Material provided ▸
= = = =
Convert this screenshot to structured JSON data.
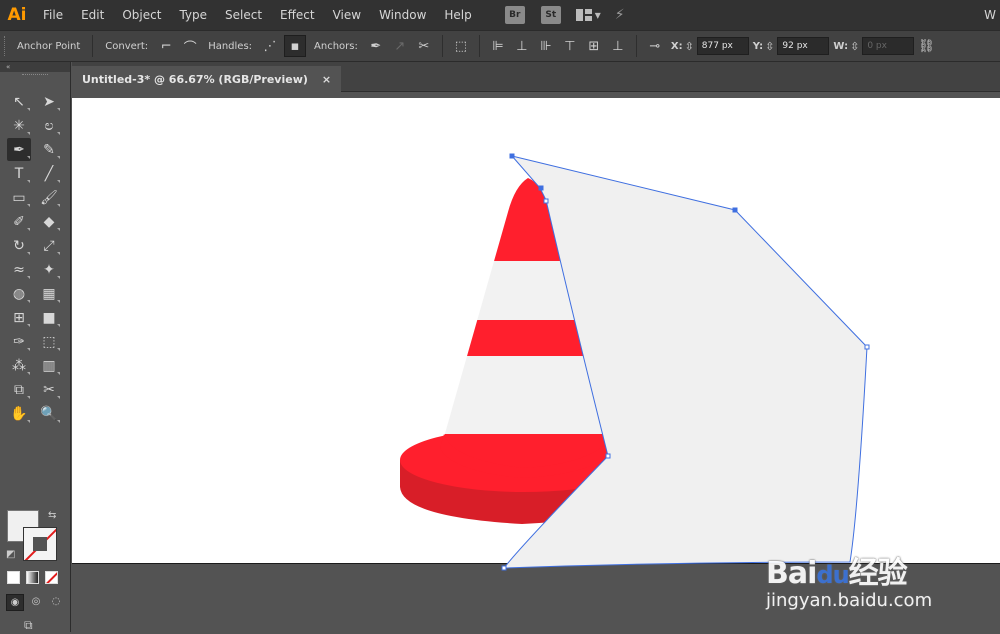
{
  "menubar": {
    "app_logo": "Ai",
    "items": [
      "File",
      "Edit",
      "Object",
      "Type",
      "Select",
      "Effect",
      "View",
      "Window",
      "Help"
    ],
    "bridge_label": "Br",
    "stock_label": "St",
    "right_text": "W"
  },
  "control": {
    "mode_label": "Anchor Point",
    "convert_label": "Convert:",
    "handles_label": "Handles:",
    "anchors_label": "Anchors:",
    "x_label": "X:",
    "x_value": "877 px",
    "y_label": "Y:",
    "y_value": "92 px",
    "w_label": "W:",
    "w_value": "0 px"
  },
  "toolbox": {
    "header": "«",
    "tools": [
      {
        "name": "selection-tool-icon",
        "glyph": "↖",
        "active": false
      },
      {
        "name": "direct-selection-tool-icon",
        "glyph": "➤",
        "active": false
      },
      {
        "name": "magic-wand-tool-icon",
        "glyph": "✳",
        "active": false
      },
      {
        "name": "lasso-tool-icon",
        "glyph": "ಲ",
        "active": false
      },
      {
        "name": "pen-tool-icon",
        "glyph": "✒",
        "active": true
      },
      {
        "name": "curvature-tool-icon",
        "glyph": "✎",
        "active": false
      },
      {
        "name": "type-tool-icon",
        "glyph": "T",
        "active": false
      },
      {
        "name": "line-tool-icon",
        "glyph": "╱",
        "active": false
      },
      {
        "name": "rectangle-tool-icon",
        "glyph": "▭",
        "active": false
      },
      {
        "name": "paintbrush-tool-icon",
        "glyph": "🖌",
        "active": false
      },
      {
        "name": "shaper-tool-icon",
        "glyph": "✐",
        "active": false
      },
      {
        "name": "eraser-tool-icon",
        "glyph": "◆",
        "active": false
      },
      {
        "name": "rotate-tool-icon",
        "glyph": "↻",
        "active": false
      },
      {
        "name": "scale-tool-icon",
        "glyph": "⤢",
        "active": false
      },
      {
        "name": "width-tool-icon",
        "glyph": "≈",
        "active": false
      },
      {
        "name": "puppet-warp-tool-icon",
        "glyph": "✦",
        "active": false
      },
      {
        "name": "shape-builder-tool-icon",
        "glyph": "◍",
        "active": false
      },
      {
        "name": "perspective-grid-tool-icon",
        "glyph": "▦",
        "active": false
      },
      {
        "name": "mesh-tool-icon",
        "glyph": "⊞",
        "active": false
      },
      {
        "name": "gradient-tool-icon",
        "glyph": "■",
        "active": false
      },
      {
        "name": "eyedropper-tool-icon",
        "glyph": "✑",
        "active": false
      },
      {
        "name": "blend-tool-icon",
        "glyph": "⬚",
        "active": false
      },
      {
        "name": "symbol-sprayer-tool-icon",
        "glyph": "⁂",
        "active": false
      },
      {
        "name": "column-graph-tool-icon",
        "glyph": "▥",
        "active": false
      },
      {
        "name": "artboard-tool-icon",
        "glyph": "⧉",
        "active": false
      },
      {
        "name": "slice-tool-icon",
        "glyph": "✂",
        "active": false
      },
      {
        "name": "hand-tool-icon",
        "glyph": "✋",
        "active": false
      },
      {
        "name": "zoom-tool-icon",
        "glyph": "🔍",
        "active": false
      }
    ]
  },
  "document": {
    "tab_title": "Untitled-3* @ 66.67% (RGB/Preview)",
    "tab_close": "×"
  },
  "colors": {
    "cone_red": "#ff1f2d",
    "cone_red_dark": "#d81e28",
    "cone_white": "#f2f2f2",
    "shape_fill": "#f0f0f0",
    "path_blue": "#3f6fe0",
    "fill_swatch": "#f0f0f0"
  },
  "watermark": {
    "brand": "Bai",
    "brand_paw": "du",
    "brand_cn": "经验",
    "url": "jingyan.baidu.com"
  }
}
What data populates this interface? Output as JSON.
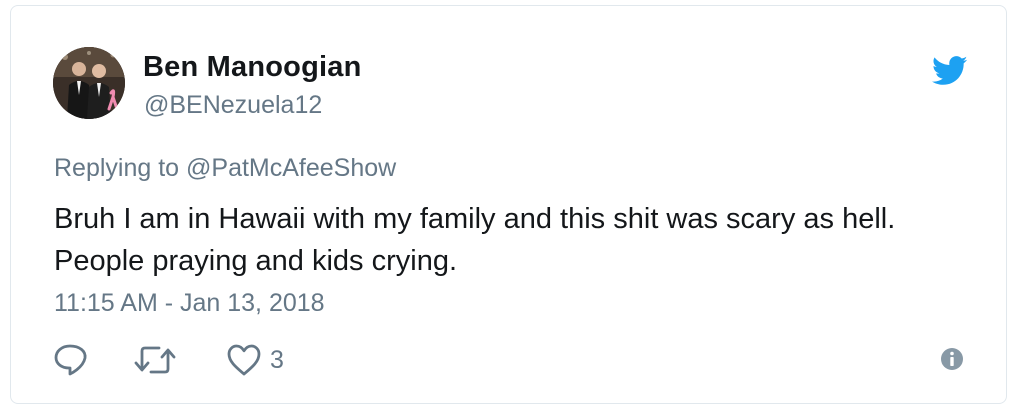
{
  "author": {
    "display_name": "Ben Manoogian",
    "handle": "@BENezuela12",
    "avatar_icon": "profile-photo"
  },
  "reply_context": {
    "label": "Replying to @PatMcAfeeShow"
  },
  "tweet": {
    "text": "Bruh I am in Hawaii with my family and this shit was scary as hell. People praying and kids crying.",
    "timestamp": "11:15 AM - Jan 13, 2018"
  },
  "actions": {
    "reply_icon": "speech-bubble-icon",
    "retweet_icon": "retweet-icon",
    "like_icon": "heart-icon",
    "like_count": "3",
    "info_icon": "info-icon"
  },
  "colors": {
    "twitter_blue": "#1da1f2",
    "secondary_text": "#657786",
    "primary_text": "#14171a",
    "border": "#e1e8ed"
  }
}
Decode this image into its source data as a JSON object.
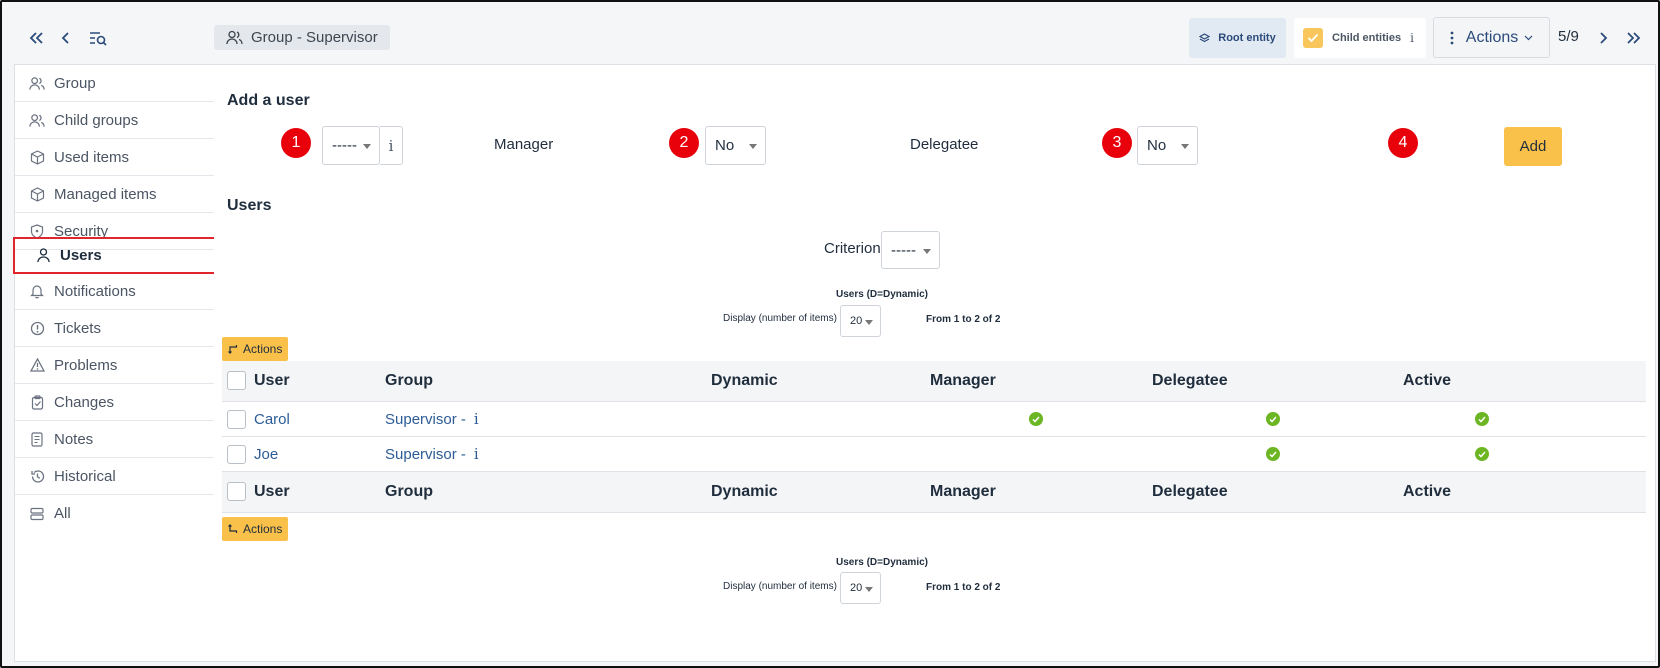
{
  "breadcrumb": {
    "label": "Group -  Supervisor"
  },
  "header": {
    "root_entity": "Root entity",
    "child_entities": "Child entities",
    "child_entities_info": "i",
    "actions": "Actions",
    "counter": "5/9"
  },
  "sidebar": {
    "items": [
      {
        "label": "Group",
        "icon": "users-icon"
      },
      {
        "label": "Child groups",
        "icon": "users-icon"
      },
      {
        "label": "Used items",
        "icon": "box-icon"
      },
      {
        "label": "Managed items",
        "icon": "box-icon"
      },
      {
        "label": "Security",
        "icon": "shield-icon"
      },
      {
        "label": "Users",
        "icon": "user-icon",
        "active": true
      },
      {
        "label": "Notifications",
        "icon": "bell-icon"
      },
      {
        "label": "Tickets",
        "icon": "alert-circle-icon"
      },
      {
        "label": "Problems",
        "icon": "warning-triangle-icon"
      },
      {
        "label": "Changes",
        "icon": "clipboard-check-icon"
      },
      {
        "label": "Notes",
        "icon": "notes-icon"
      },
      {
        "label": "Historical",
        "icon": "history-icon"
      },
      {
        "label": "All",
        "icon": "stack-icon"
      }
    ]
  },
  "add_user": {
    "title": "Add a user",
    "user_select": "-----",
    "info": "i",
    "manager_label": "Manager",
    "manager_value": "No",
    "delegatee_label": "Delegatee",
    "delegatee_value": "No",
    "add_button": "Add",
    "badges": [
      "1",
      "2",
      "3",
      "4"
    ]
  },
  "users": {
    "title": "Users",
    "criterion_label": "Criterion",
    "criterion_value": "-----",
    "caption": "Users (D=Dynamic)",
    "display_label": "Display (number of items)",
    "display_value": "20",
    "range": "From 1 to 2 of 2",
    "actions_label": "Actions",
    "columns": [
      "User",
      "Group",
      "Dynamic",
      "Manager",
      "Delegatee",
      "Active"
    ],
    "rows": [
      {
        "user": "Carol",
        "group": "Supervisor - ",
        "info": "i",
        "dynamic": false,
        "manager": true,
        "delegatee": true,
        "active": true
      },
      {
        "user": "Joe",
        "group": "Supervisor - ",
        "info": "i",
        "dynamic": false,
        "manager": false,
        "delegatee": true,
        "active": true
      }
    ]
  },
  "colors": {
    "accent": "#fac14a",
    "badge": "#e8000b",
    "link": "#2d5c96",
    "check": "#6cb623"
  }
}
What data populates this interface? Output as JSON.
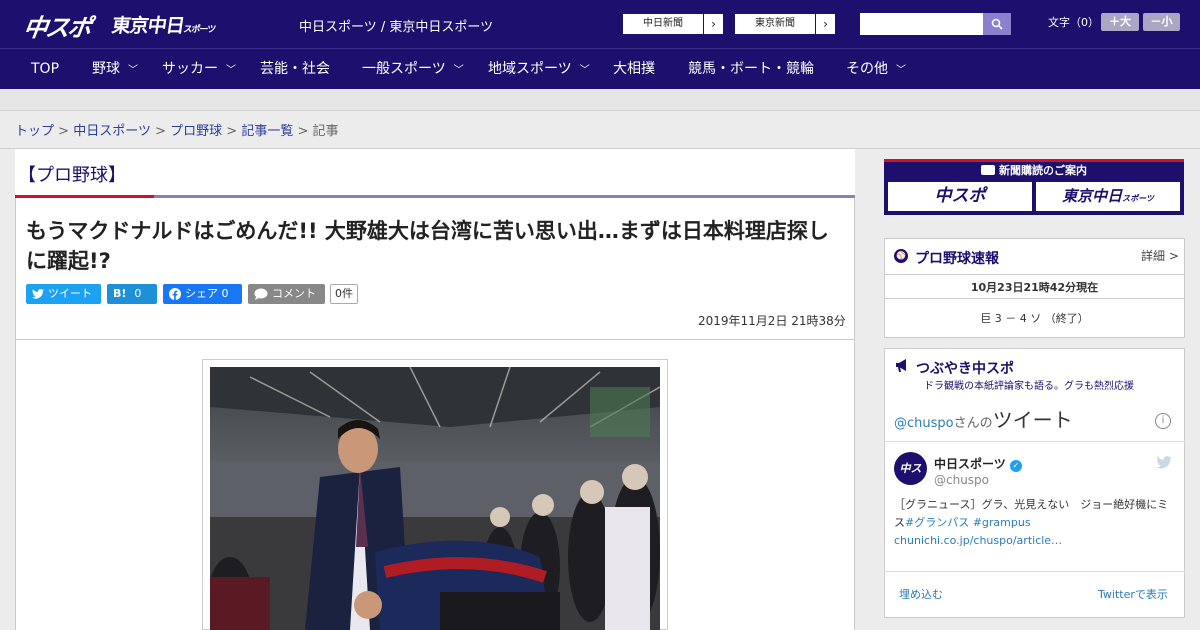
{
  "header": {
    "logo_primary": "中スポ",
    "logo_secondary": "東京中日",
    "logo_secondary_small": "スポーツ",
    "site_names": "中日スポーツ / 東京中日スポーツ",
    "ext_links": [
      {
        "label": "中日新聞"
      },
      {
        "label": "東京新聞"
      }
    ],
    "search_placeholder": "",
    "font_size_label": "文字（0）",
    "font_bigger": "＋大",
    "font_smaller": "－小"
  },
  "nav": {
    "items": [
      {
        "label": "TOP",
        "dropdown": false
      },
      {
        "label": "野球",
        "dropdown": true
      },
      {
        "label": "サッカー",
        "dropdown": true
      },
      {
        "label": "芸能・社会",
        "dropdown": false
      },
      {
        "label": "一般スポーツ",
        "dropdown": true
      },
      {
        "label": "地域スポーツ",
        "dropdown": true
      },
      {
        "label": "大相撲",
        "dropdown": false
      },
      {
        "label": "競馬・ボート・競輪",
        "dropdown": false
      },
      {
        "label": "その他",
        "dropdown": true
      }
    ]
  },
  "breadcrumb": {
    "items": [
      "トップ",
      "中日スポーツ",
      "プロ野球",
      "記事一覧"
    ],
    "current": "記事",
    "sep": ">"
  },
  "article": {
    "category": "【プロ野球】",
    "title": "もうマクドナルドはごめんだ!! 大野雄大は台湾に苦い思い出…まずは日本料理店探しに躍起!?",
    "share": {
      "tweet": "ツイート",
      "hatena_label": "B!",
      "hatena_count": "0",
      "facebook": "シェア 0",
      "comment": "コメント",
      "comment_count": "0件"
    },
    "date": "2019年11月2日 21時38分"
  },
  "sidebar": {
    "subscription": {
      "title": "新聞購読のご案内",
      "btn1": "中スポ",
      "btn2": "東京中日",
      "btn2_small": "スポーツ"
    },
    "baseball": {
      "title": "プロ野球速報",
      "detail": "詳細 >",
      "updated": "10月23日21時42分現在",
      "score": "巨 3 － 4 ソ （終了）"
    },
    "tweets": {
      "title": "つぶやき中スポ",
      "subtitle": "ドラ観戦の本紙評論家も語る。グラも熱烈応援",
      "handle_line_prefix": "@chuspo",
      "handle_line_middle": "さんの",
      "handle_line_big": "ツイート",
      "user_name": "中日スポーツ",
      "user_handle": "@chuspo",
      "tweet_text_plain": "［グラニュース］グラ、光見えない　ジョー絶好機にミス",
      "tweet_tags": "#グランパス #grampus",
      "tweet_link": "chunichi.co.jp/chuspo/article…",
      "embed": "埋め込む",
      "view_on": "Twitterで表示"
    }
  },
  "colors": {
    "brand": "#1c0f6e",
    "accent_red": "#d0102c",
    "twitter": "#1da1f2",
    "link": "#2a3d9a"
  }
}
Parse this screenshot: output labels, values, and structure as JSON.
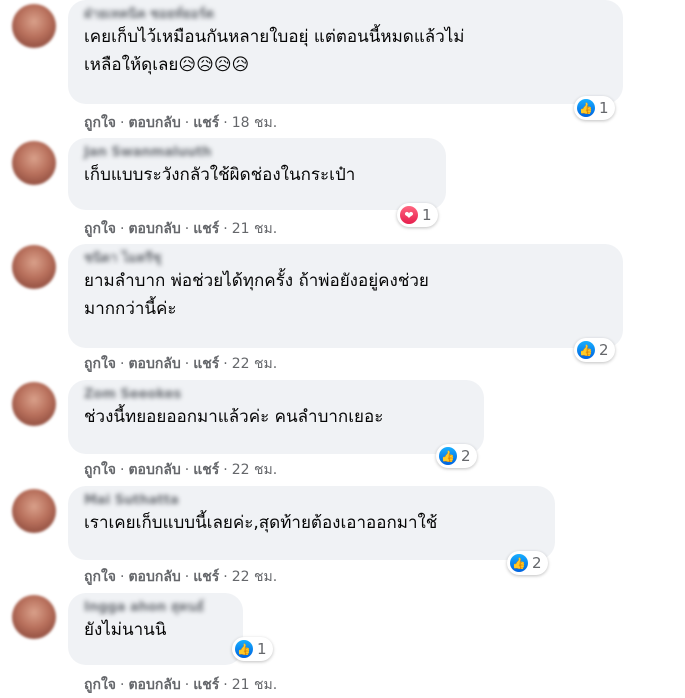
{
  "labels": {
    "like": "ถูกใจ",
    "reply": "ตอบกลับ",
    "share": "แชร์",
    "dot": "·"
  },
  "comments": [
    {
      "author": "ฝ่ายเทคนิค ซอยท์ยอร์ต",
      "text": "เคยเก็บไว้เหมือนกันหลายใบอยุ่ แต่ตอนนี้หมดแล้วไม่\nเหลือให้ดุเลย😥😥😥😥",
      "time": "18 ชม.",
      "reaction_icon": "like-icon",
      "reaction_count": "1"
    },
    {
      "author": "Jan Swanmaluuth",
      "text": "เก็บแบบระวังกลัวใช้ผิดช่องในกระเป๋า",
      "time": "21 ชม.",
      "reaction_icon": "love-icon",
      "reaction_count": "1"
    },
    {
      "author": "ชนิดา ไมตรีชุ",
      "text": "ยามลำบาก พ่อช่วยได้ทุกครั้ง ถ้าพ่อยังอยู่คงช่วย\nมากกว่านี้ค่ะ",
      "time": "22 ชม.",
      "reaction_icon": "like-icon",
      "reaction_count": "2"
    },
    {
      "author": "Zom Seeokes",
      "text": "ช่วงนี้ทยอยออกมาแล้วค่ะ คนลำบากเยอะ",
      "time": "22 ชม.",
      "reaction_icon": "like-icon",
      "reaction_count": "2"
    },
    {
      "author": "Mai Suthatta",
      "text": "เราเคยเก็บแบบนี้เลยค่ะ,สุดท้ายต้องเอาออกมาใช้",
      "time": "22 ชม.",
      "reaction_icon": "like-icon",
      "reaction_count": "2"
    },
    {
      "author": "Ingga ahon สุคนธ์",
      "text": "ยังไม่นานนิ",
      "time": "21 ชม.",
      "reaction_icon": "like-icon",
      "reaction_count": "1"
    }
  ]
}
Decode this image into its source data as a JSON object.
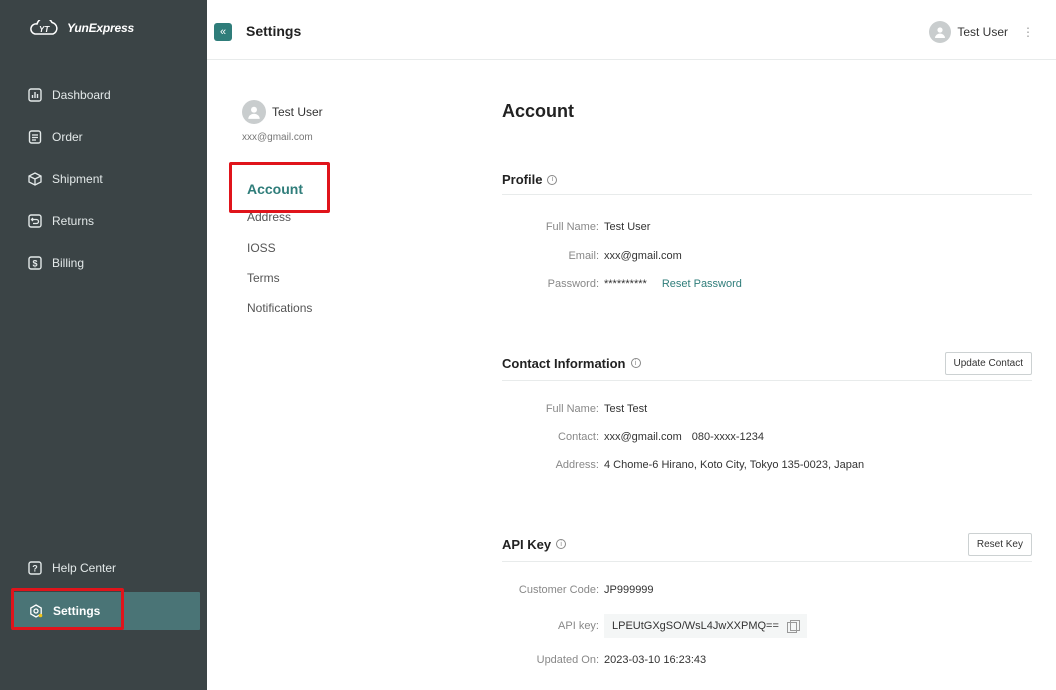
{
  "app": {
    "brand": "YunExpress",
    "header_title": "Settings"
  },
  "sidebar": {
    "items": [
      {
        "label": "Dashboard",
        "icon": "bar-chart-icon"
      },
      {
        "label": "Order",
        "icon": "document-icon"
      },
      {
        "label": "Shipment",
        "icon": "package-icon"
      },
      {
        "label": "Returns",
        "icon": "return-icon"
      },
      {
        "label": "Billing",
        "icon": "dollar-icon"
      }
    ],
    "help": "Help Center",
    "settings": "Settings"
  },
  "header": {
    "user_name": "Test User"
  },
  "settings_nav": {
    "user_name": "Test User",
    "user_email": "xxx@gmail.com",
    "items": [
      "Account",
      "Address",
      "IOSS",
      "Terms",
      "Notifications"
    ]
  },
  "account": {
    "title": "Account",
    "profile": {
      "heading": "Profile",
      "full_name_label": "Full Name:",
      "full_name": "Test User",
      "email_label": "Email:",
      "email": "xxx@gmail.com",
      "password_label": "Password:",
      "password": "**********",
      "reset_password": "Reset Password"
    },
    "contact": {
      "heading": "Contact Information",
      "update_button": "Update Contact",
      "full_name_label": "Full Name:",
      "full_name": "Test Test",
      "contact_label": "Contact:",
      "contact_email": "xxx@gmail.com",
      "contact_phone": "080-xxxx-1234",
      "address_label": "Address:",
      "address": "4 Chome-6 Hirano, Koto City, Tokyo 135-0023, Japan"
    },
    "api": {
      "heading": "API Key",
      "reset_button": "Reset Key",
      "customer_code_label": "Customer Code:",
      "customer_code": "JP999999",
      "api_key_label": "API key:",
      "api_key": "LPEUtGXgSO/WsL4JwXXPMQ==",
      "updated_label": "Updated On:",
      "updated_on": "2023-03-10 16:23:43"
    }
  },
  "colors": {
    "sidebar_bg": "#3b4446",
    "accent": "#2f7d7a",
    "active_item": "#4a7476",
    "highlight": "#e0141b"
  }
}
= = = =
Requirement ▸
Report the number of lines of the listing above that hold the string "Test", with no other text.

Correct response ▸
4